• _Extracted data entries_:
-=-=-=-=-

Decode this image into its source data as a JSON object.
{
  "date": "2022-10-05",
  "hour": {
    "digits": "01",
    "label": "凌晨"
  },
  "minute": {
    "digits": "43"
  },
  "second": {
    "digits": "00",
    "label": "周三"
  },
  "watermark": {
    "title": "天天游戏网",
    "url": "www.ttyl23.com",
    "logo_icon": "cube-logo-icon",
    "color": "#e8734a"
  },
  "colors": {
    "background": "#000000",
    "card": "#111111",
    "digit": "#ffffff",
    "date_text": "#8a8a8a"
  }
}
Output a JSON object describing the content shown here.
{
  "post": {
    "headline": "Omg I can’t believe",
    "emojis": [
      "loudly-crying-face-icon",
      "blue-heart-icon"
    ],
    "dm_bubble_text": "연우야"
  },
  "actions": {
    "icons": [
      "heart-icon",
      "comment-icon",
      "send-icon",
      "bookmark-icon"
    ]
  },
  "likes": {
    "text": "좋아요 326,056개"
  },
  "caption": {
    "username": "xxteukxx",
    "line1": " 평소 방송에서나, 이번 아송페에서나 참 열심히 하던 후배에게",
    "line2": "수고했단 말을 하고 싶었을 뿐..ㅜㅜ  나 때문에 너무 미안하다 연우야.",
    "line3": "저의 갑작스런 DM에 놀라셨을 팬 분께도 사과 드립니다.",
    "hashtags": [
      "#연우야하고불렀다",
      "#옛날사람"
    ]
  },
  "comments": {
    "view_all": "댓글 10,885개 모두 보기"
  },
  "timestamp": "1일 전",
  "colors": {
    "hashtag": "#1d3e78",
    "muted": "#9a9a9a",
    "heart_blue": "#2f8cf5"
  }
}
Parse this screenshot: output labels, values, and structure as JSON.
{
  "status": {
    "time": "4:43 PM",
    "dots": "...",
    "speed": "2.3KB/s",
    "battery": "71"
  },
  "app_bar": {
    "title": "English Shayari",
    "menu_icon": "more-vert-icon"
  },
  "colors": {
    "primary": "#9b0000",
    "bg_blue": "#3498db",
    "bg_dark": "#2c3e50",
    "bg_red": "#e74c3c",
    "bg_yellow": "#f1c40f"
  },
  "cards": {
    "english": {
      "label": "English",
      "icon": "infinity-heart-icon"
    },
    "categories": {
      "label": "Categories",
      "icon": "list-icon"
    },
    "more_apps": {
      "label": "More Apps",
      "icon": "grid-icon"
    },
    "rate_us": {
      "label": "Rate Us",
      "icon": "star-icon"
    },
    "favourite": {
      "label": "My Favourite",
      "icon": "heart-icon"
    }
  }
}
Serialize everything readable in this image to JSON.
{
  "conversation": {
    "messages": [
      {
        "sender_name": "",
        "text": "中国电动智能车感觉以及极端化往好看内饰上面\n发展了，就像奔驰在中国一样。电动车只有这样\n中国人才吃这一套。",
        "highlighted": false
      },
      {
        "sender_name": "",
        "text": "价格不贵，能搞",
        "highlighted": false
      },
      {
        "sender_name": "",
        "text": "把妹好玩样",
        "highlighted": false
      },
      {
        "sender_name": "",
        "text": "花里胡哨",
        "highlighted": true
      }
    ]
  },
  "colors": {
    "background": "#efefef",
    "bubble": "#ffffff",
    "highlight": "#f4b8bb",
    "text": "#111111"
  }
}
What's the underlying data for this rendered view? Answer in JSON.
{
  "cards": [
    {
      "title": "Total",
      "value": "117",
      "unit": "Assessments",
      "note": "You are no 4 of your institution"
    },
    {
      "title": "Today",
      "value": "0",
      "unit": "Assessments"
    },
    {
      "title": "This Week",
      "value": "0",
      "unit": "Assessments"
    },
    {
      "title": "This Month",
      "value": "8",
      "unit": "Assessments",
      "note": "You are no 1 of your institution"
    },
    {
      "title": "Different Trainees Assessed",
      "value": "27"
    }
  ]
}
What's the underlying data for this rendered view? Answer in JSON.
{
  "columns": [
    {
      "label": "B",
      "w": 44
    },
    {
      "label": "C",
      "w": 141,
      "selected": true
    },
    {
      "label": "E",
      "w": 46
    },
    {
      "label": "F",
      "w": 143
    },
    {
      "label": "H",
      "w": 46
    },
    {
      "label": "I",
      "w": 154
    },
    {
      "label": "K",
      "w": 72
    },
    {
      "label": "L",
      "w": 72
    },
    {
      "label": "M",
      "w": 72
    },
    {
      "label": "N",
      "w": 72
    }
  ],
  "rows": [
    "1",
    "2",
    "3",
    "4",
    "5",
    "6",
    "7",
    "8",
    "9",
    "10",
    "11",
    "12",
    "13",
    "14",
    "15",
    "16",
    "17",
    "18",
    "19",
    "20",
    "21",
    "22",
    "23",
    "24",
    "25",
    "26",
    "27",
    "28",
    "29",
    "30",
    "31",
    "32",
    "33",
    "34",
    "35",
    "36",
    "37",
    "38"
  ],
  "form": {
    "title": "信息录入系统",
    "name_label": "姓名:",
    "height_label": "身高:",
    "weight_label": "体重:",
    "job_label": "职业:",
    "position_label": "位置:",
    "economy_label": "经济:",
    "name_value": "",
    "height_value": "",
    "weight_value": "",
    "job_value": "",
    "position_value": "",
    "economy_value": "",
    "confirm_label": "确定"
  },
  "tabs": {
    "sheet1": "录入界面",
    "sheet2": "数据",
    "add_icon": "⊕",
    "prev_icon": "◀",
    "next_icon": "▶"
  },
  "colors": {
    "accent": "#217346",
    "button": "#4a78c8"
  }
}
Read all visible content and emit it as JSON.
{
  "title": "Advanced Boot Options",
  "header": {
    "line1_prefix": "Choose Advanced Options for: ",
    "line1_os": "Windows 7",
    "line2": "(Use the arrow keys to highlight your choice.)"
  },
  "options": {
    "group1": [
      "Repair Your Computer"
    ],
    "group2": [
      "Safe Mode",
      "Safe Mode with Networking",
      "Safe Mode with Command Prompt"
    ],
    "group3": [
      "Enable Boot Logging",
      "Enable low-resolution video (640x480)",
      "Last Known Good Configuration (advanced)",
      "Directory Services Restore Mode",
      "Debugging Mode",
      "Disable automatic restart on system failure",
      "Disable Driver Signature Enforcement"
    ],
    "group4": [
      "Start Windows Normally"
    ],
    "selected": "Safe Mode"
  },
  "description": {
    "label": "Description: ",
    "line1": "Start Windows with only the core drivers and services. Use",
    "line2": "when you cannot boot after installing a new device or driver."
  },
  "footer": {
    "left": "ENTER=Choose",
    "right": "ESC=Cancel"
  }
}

-=-=-=-=-

• _Task brief_: Your task is to repeat every entry exactly.

• _Task solution_:
Decode this image into its source data as a JSON object.
{
  "date": "2022-10-05",
  "hour": {
    "digits": "01",
    "label": "凌晨"
  },
  "minute": {
    "digits": "43"
  },
  "second": {
    "digits": "00",
    "label": "周三"
  },
  "watermark": {
    "title": "天天游戏网",
    "url": "www.ttyl23.com",
    "logo_icon": "cube-logo-icon",
    "color": "#e8734a"
  },
  "colors": {
    "background": "#000000",
    "card": "#111111",
    "digit": "#ffffff",
    "date_text": "#8a8a8a"
  }
}
Output a JSON object describing the content shown here.
{
  "post": {
    "headline": "Omg I can’t believe",
    "emojis": [
      "loudly-crying-face-icon",
      "blue-heart-icon"
    ],
    "dm_bubble_text": "연우야"
  },
  "actions": {
    "icons": [
      "heart-icon",
      "comment-icon",
      "send-icon",
      "bookmark-icon"
    ]
  },
  "likes": {
    "text": "좋아요 326,056개"
  },
  "caption": {
    "username": "xxteukxx",
    "line1": " 평소 방송에서나, 이번 아송페에서나 참 열심히 하던 후배에게",
    "line2": "수고했단 말을 하고 싶었을 뿐..ㅜㅜ  나 때문에 너무 미안하다 연우야.",
    "line3": "저의 갑작스런 DM에 놀라셨을 팬 분께도 사과 드립니다.",
    "hashtags": [
      "#연우야하고불렀다",
      "#옛날사람"
    ]
  },
  "comments": {
    "view_all": "댓글 10,885개 모두 보기"
  },
  "timestamp": "1일 전",
  "colors": {
    "hashtag": "#1d3e78",
    "muted": "#9a9a9a",
    "heart_blue": "#2f8cf5"
  }
}
Parse this screenshot: output labels, values, and structure as JSON.
{
  "status": {
    "time": "4:43 PM",
    "dots": "...",
    "speed": "2.3KB/s",
    "battery": "71"
  },
  "app_bar": {
    "title": "English Shayari",
    "menu_icon": "more-vert-icon"
  },
  "colors": {
    "primary": "#9b0000",
    "bg_blue": "#3498db",
    "bg_dark": "#2c3e50",
    "bg_red": "#e74c3c",
    "bg_yellow": "#f1c40f"
  },
  "cards": {
    "english": {
      "label": "English",
      "icon": "infinity-heart-icon"
    },
    "categories": {
      "label": "Categories",
      "icon": "list-icon"
    },
    "more_apps": {
      "label": "More Apps",
      "icon": "grid-icon"
    },
    "rate_us": {
      "label": "Rate Us",
      "icon": "star-icon"
    },
    "favourite": {
      "label": "My Favourite",
      "icon": "heart-icon"
    }
  }
}
Serialize everything readable in this image to JSON.
{
  "conversation": {
    "messages": [
      {
        "sender_name": "",
        "text": "中国电动智能车感觉以及极端化往好看内饰上面\n发展了，就像奔驰在中国一样。电动车只有这样\n中国人才吃这一套。",
        "highlighted": false
      },
      {
        "sender_name": "",
        "text": "价格不贵，能搞",
        "highlighted": false
      },
      {
        "sender_name": "",
        "text": "把妹好玩样",
        "highlighted": false
      },
      {
        "sender_name": "",
        "text": "花里胡哨",
        "highlighted": true
      }
    ]
  },
  "colors": {
    "background": "#efefef",
    "bubble": "#ffffff",
    "highlight": "#f4b8bb",
    "text": "#111111"
  }
}
What's the underlying data for this rendered view? Answer in JSON.
{
  "cards": [
    {
      "title": "Total",
      "value": "117",
      "unit": "Assessments",
      "note": "You are no 4 of your institution"
    },
    {
      "title": "Today",
      "value": "0",
      "unit": "Assessments"
    },
    {
      "title": "This Week",
      "value": "0",
      "unit": "Assessments"
    },
    {
      "title": "This Month",
      "value": "8",
      "unit": "Assessments",
      "note": "You are no 1 of your institution"
    },
    {
      "title": "Different Trainees Assessed",
      "value": "27"
    }
  ]
}
What's the underlying data for this rendered view? Answer in JSON.
{
  "columns": [
    {
      "label": "B",
      "w": 44
    },
    {
      "label": "C",
      "w": 141,
      "selected": true
    },
    {
      "label": "E",
      "w": 46
    },
    {
      "label": "F",
      "w": 143
    },
    {
      "label": "H",
      "w": 46
    },
    {
      "label": "I",
      "w": 154
    },
    {
      "label": "K",
      "w": 72
    },
    {
      "label": "L",
      "w": 72
    },
    {
      "label": "M",
      "w": 72
    },
    {
      "label": "N",
      "w": 72
    }
  ],
  "rows": [
    "1",
    "2",
    "3",
    "4",
    "5",
    "6",
    "7",
    "8",
    "9",
    "10",
    "11",
    "12",
    "13",
    "14",
    "15",
    "16",
    "17",
    "18",
    "19",
    "20",
    "21",
    "22",
    "23",
    "24",
    "25",
    "26",
    "27",
    "28",
    "29",
    "30",
    "31",
    "32",
    "33",
    "34",
    "35",
    "36",
    "37",
    "38"
  ],
  "form": {
    "title": "信息录入系统",
    "name_label": "姓名:",
    "height_label": "身高:",
    "weight_label": "体重:",
    "job_label": "职业:",
    "position_label": "位置:",
    "economy_label": "经济:",
    "name_value": "",
    "height_value": "",
    "weight_value": "",
    "job_value": "",
    "position_value": "",
    "economy_value": "",
    "confirm_label": "确定"
  },
  "tabs": {
    "sheet1": "录入界面",
    "sheet2": "数据",
    "add_icon": "⊕",
    "prev_icon": "◀",
    "next_icon": "▶"
  },
  "colors": {
    "accent": "#217346",
    "button": "#4a78c8"
  }
}
Read all visible content and emit it as JSON.
{
  "title": "Advanced Boot Options",
  "header": {
    "line1_prefix": "Choose Advanced Options for: ",
    "line1_os": "Windows 7",
    "line2": "(Use the arrow keys to highlight your choice.)"
  },
  "options": {
    "group1": [
      "Repair Your Computer"
    ],
    "group2": [
      "Safe Mode",
      "Safe Mode with Networking",
      "Safe Mode with Command Prompt"
    ],
    "group3": [
      "Enable Boot Logging",
      "Enable low-resolution video (640x480)",
      "Last Known Good Configuration (advanced)",
      "Directory Services Restore Mode",
      "Debugging Mode",
      "Disable automatic restart on system failure",
      "Disable Driver Signature Enforcement"
    ],
    "group4": [
      "Start Windows Normally"
    ],
    "selected": "Safe Mode"
  },
  "description": {
    "label": "Description: ",
    "line1": "Start Windows with only the core drivers and services. Use",
    "line2": "when you cannot boot after installing a new device or driver."
  },
  "footer": {
    "left": "ENTER=Choose",
    "right": "ESC=Cancel"
  }
}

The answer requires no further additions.